───── Extract
Find the numerical value of x/y

**DivideBy0** · October 20th 2007, 05:22 PM

If I try this question in different ways I get a different answer:

For positive $x,y,z$ ,

$\frac{y}{x-z}=\frac{x+y}{z}=\frac{x}{y}$

Find the numerical value of $\frac{x}{y}$

(Using the fact that $\frac{a}{b}=\frac{c}{d}=\frac{a+kc}{b+kd}$ ),

Solution 1:

$\frac{y+(x+y)}{x-z+(z)}=\frac{x}{y}$

$\implies \frac{2y+x}{x}=\frac{x}{y}$

$\implies 2y+x=y$

$\frac{x}{y}=-1$

Solution 2:

$\frac{x}{y}=\frac{y+(x+y)+(x)}{x-z+(z)+(y)}=\frac{2(x+y)}{x+y}=2$

**DivideBy0** · October 20th 2007, 05:28 PM

Nope, it works for all k, supposedly.

$\frac{a+kc}{b+kd}=\frac{a(1+k(\frac{c}{a}))}{b(1+k (\frac{d}{b}))}=\frac{a(1+k(\frac{c}{a}))}{b(1+k(\ frac{c}{a}))}=\frac{a}{b}$

**Jhevon** · October 20th 2007, 05:28 PM

Originally Posted by topsquark

Where did you get this identity from? It is not true for all k:
$\frac{1}{2} = \frac{3}{6} = \frac{1 + 3k}{2 + 6k}$
is only valid for k = 0.

-Dan

actually, it is true otherwise. did you try other values for k?

**DivideBy0** · October 20th 2007, 05:30 PM

Ooops, look how I canceled the x's in the first solution. Happens way to much.

**ticbol** · October 20th 2007, 05:32 PM

And

if (2y +x)/x = x/y

Then (2y +x) is not equal to y.
──────────
- _Assignment A_
Reproduce the forum thread's wording from "Originally Posted by" up to and including "way to much.".
- _Assignment B_
List every username that appears as the author of a post in the forum thread, not counting names that only appear inside quoted posts.
- _Assignment C_
In the forum thread, what numerical value of x/y does Solution 2 reach?
───── Information provided
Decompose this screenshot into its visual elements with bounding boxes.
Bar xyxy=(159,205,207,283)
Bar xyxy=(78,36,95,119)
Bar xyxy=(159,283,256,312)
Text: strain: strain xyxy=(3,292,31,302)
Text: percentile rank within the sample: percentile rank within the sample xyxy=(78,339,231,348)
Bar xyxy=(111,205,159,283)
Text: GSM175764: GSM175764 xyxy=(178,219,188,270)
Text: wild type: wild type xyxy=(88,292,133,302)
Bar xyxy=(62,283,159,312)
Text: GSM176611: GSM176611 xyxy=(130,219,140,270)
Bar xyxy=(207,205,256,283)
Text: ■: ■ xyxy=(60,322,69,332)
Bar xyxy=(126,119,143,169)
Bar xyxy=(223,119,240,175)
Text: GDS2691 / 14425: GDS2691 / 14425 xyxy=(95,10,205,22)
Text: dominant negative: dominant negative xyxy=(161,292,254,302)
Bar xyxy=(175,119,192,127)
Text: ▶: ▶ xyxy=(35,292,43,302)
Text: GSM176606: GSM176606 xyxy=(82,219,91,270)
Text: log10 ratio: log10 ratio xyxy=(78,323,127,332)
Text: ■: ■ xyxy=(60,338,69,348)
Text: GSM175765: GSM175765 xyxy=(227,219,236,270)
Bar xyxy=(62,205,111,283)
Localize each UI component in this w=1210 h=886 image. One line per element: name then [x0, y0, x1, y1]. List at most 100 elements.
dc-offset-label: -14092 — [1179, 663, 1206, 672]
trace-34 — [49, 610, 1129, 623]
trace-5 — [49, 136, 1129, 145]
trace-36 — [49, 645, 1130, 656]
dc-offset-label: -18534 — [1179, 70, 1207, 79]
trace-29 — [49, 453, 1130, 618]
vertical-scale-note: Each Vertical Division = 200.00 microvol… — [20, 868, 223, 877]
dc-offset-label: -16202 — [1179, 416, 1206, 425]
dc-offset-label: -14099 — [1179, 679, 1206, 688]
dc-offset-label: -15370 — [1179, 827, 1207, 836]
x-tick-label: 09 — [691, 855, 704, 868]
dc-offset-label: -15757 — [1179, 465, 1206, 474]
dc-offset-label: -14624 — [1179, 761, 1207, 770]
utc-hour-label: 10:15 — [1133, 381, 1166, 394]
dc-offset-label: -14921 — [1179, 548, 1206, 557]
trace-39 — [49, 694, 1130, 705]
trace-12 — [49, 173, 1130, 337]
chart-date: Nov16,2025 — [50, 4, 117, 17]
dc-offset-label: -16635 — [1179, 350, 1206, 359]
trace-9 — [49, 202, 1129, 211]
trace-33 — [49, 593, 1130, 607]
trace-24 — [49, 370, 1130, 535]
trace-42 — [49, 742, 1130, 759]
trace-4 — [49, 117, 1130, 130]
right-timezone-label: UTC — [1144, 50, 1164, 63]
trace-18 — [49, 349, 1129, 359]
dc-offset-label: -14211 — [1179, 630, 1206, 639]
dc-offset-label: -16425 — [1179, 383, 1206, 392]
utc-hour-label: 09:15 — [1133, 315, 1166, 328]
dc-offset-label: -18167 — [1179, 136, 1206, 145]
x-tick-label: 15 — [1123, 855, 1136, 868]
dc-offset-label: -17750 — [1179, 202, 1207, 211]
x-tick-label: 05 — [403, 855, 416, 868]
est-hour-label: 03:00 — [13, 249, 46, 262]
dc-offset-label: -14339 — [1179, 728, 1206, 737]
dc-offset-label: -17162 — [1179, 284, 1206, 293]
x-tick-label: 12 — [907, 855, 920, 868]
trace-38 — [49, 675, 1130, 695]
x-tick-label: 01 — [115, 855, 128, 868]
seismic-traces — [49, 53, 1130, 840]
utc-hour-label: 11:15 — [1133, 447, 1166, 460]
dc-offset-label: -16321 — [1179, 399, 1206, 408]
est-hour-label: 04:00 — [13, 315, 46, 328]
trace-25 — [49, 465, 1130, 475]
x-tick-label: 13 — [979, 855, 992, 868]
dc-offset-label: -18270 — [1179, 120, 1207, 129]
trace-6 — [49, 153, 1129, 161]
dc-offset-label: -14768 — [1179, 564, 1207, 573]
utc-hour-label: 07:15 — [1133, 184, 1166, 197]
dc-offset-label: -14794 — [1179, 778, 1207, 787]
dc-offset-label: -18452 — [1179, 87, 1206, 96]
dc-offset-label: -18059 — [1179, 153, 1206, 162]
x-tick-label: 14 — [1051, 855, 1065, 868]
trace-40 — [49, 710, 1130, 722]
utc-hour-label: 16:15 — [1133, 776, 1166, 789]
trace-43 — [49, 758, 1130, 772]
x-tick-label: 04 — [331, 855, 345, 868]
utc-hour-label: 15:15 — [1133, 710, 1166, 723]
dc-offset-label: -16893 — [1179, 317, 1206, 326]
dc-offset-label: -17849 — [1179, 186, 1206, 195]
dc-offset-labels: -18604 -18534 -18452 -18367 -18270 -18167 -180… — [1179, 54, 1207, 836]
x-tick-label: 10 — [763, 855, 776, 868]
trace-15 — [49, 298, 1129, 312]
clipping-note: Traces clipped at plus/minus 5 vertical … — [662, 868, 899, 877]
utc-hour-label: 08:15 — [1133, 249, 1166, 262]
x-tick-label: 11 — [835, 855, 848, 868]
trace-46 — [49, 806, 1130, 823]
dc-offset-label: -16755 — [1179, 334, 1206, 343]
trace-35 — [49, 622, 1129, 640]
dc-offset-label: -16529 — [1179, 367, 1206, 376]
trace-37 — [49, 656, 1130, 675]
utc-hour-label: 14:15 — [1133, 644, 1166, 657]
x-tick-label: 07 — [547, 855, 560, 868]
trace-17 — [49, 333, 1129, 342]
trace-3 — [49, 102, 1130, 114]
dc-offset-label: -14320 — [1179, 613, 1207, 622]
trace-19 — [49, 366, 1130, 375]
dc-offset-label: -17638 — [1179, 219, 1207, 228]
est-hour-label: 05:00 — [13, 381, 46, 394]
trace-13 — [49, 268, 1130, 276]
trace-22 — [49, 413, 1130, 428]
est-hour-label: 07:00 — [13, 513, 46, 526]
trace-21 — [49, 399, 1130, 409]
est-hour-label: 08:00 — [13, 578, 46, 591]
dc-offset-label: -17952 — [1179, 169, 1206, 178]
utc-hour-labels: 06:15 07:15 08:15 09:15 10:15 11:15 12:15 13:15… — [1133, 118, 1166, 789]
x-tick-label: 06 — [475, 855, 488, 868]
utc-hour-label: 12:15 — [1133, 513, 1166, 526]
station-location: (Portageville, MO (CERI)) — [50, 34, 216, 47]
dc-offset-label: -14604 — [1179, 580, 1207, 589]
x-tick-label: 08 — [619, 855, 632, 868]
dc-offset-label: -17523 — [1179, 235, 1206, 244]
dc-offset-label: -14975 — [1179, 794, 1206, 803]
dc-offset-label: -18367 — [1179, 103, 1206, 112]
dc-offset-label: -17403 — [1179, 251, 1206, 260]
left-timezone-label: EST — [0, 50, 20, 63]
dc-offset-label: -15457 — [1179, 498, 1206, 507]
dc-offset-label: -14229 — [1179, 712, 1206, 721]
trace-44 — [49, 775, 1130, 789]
──────────
- _Task result A_
Originally Posted by topsquark

Where did you get this identity from? It is not true for all k:
$\frac{1}{2} = \frac{3}{6} = \frac{1 + 3k}{2 + 6k}$
is only valid for k = 0.

-Dan

actually, it is true otherwise. did you try other values for k?

**DivideBy0** · October 20th 2007, 05:30 PM

Ooops, look how I canceled the x's in the first solution. Happens way to much.

- _Task result B_
DivideBy0, Jhevon, ticbol

- _Task result C_
2